----- Task material

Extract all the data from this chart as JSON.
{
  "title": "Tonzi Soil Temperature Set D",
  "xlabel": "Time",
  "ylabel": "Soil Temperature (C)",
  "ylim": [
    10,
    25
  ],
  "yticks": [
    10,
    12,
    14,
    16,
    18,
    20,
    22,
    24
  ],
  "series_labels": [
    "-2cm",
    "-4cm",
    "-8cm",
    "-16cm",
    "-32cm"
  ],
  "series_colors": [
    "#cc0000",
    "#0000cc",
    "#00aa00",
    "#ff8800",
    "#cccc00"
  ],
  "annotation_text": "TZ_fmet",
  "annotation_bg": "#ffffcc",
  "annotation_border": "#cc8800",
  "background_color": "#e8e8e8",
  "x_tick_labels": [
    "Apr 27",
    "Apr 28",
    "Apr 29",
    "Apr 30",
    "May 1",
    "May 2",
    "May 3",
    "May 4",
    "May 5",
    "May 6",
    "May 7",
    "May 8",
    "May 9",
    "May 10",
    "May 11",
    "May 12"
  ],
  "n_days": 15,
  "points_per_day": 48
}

----------

* _Directions for this task_
Quote the material exactly, leaving nothing out.

* _The result_
Extract all the data from this chart as JSON.
{
  "title": "Tonzi Soil Temperature Set D",
  "xlabel": "Time",
  "ylabel": "Soil Temperature (C)",
  "ylim": [
    10,
    25
  ],
  "yticks": [
    10,
    12,
    14,
    16,
    18,
    20,
    22,
    24
  ],
  "series_labels": [
    "-2cm",
    "-4cm",
    "-8cm",
    "-16cm",
    "-32cm"
  ],
  "series_colors": [
    "#cc0000",
    "#0000cc",
    "#00aa00",
    "#ff8800",
    "#cccc00"
  ],
  "annotation_text": "TZ_fmet",
  "annotation_bg": "#ffffcc",
  "annotation_border": "#cc8800",
  "background_color": "#e8e8e8",
  "x_tick_labels": [
    "Apr 27",
    "Apr 28",
    "Apr 29",
    "Apr 30",
    "May 1",
    "May 2",
    "May 3",
    "May 4",
    "May 5",
    "May 6",
    "May 7",
    "May 8",
    "May 9",
    "May 10",
    "May 11",
    "May 12"
  ],
  "n_days": 15,
  "points_per_day": 48
}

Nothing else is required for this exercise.